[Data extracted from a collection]
****
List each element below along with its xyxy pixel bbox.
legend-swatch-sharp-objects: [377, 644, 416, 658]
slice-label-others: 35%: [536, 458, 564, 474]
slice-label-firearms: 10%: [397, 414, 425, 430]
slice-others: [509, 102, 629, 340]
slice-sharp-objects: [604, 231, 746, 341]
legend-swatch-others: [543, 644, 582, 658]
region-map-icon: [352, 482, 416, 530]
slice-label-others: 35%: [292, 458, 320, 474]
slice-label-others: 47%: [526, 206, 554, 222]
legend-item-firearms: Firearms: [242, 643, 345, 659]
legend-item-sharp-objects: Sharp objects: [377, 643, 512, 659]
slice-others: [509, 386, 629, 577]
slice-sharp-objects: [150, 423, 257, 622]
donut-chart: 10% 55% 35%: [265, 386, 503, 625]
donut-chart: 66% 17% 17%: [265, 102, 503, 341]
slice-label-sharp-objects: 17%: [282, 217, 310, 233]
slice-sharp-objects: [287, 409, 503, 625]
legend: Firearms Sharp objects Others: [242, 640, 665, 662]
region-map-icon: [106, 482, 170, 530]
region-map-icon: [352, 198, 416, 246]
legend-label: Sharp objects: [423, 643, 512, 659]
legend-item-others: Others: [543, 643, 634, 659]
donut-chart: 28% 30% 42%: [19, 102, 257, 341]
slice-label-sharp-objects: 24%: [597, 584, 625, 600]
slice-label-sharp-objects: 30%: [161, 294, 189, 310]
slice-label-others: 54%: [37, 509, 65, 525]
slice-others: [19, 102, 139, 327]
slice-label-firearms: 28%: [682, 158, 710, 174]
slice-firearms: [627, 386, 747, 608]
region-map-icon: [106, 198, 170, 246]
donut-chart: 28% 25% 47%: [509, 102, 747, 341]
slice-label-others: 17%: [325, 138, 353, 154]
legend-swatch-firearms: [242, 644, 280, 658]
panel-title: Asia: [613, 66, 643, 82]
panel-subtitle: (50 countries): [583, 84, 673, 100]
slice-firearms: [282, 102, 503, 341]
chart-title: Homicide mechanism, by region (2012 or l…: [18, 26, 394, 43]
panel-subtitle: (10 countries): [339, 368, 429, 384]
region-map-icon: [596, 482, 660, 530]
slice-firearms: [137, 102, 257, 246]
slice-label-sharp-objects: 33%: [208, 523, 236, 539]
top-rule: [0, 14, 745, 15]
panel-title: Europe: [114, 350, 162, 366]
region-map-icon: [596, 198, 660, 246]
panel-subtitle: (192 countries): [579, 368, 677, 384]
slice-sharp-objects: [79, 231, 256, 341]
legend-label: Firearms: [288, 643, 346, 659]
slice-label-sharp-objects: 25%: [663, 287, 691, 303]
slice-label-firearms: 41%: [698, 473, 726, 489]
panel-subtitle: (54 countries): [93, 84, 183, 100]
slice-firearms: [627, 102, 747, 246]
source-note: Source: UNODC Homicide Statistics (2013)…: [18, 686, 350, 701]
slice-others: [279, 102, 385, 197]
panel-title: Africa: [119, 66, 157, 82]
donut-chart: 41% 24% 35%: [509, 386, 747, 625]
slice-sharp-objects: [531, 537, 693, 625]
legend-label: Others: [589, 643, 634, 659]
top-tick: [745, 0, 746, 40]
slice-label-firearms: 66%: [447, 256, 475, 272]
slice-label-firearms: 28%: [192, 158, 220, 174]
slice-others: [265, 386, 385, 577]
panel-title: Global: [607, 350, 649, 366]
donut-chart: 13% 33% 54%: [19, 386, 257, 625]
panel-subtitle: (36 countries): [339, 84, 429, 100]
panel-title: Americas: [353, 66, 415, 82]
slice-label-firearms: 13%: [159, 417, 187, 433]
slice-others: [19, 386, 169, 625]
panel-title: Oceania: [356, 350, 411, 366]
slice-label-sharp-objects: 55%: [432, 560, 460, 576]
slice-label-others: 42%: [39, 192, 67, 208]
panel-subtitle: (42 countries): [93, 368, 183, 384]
****
Short exercise: Reproduce every line of the records above, renaming "panel-subtitle" to "panel-caption" wherever it occurs and leaving all else unchanged.

Answer to this exercise:
List each element below along with its xyxy pixel bbox.
legend-swatch-sharp-objects: [377, 644, 416, 658]
slice-label-others: 35%: [536, 458, 564, 474]
slice-label-firearms: 10%: [397, 414, 425, 430]
slice-others: [509, 102, 629, 340]
slice-sharp-objects: [604, 231, 746, 341]
legend-swatch-others: [543, 644, 582, 658]
region-map-icon: [352, 482, 416, 530]
slice-label-others: 35%: [292, 458, 320, 474]
slice-label-others: 47%: [526, 206, 554, 222]
legend-item-firearms: Firearms: [242, 643, 345, 659]
legend-item-sharp-objects: Sharp objects: [377, 643, 512, 659]
slice-others: [509, 386, 629, 577]
slice-sharp-objects: [150, 423, 257, 622]
donut-chart: 10% 55% 35%: [265, 386, 503, 625]
donut-chart: 66% 17% 17%: [265, 102, 503, 341]
slice-label-sharp-objects: 17%: [282, 217, 310, 233]
slice-sharp-objects: [287, 409, 503, 625]
legend: Firearms Sharp objects Others: [242, 640, 665, 662]
region-map-icon: [106, 482, 170, 530]
region-map-icon: [352, 198, 416, 246]
legend-label: Sharp objects: [423, 643, 512, 659]
legend-item-others: Others: [543, 643, 634, 659]
donut-chart: 28% 30% 42%: [19, 102, 257, 341]
slice-label-sharp-objects: 24%: [597, 584, 625, 600]
slice-label-sharp-objects: 30%: [161, 294, 189, 310]
slice-label-others: 54%: [37, 509, 65, 525]
slice-others: [19, 102, 139, 327]
slice-label-firearms: 28%: [682, 158, 710, 174]
slice-firearms: [627, 386, 747, 608]
region-map-icon: [106, 198, 170, 246]
donut-chart: 28% 25% 47%: [509, 102, 747, 341]
slice-label-others: 17%: [325, 138, 353, 154]
legend-swatch-firearms: [242, 644, 280, 658]
panel-title: Asia: [613, 66, 643, 82]
panel-caption: (50 countries): [583, 84, 673, 100]
slice-firearms: [282, 102, 503, 341]
chart-title: Homicide mechanism, by region (2012 or l…: [18, 26, 394, 43]
panel-caption: (10 countries): [339, 368, 429, 384]
region-map-icon: [596, 482, 660, 530]
slice-firearms: [137, 102, 257, 246]
slice-label-sharp-objects: 33%: [208, 523, 236, 539]
top-rule: [0, 14, 745, 15]
panel-title: Europe: [114, 350, 162, 366]
region-map-icon: [596, 198, 660, 246]
panel-caption: (192 countries): [579, 368, 677, 384]
slice-sharp-objects: [79, 231, 256, 341]
legend-label: Firearms: [288, 643, 346, 659]
slice-label-sharp-objects: 25%: [663, 287, 691, 303]
slice-label-firearms: 41%: [698, 473, 726, 489]
panel-caption: (54 countries): [93, 84, 183, 100]
slice-firearms: [627, 102, 747, 246]
source-note: Source: UNODC Homicide Statistics (2013)…: [18, 686, 350, 701]
slice-others: [279, 102, 385, 197]
panel-title: Africa: [119, 66, 157, 82]
donut-chart: 41% 24% 35%: [509, 386, 747, 625]
slice-sharp-objects: [531, 537, 693, 625]
legend-label: Others: [589, 643, 634, 659]
top-tick: [745, 0, 746, 40]
slice-label-firearms: 66%: [447, 256, 475, 272]
slice-label-firearms: 28%: [192, 158, 220, 174]
slice-others: [265, 386, 385, 577]
panel-title: Global: [607, 350, 649, 366]
donut-chart: 13% 33% 54%: [19, 386, 257, 625]
panel-caption: (36 countries): [339, 84, 429, 100]
panel-title: Americas: [353, 66, 415, 82]
slice-label-firearms: 13%: [159, 417, 187, 433]
slice-others: [19, 386, 169, 625]
panel-title: Oceania: [356, 350, 411, 366]
slice-label-sharp-objects: 55%: [432, 560, 460, 576]
slice-label-others: 42%: [39, 192, 67, 208]
panel-caption: (42 countries): [93, 368, 183, 384]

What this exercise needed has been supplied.